Given exercise:
Your task is to repeat the lines below exactly, excluding any pictures they contain.

Dataset listings of figures:
>>>>

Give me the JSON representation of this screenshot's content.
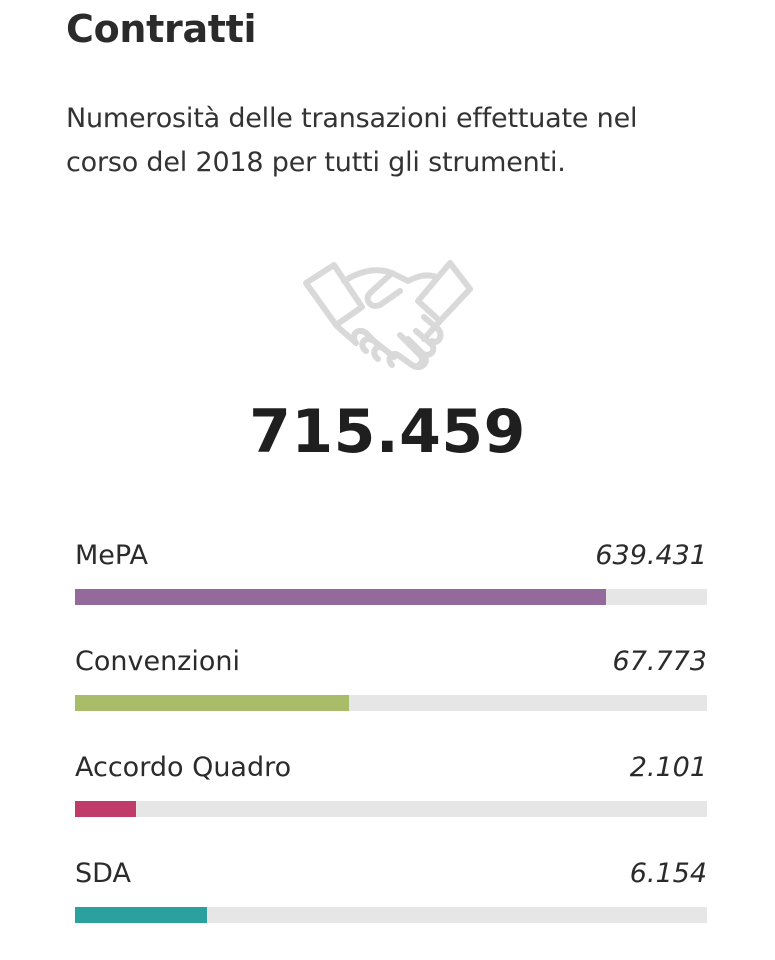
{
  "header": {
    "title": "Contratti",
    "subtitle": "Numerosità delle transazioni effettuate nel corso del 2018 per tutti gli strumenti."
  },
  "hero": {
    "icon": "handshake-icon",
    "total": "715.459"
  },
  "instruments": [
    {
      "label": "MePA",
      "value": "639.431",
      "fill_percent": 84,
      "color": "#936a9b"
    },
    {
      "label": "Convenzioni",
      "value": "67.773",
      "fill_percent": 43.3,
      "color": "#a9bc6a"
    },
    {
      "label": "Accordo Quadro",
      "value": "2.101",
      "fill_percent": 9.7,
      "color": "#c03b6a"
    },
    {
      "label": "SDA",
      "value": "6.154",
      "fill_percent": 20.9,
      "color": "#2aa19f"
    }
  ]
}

<<<<

Answer to the exercise:
Give me the JSON representation of this screenshot's content.
{
  "header": {
    "title": "Contratti",
    "subtitle": "Numerosità delle transazioni effettuate nel corso del 2018 per tutti gli strumenti."
  },
  "hero": {
    "icon": "handshake-icon",
    "total": "715.459"
  },
  "instruments": [
    {
      "label": "MePA",
      "value": "639.431",
      "fill_percent": 84,
      "color": "#936a9b"
    },
    {
      "label": "Convenzioni",
      "value": "67.773",
      "fill_percent": 43.3,
      "color": "#a9bc6a"
    },
    {
      "label": "Accordo Quadro",
      "value": "2.101",
      "fill_percent": 9.7,
      "color": "#c03b6a"
    },
    {
      "label": "SDA",
      "value": "6.154",
      "fill_percent": 20.9,
      "color": "#2aa19f"
    }
  ]
}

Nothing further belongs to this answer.